Description of the task: Pick out each line below containing "установок".
* START Data excerpts *
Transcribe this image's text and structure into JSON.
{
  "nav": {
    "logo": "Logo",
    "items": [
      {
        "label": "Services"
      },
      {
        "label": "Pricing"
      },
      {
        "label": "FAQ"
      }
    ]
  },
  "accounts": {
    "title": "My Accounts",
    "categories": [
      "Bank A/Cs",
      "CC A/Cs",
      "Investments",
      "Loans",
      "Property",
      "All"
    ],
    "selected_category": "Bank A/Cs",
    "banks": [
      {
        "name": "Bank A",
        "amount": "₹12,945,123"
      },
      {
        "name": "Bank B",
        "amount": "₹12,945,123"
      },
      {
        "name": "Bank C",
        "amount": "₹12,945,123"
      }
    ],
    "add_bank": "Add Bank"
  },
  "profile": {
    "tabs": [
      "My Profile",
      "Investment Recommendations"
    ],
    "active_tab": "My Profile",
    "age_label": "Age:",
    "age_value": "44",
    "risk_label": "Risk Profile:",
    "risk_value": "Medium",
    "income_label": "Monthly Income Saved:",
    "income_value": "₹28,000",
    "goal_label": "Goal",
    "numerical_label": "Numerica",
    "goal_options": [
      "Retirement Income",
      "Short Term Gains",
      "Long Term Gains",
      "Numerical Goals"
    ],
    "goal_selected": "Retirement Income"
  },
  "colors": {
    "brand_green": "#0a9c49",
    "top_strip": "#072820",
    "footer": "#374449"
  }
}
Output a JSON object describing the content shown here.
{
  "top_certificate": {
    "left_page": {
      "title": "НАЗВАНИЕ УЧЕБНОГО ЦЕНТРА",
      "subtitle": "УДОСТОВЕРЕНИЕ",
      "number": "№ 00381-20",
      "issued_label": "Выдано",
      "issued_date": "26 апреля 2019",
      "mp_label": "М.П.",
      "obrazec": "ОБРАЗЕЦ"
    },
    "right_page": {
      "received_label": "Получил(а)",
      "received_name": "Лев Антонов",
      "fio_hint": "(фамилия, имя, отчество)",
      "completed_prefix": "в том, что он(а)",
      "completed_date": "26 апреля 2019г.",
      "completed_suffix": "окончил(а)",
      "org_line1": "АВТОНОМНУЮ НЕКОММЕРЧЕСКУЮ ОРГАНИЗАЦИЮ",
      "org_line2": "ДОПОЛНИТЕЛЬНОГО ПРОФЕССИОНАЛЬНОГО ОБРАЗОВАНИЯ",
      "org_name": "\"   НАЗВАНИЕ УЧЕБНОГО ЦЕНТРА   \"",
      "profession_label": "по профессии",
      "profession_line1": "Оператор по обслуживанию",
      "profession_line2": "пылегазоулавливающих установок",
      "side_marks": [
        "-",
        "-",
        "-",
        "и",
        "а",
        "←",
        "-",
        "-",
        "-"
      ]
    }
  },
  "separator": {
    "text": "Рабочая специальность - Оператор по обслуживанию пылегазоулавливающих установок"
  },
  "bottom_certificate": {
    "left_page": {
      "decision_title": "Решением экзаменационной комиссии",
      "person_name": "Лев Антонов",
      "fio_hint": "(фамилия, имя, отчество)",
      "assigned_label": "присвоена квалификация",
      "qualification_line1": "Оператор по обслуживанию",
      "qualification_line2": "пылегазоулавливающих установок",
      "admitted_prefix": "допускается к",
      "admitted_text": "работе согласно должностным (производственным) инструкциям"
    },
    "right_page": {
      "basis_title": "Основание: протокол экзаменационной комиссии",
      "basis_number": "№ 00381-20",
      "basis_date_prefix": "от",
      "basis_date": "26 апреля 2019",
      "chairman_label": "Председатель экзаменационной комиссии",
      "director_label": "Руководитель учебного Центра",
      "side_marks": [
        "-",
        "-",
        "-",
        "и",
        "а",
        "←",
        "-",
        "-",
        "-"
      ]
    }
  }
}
* END Data excerpts *
Answer for the task:
      "profession_line2": "пылегазоулавливающих установок",
    "text": "Рабочая специальность - Оператор по обслуживанию пылегазоулавливающих установок"
      "qualification_line2": "пылегазоулавливающих установок",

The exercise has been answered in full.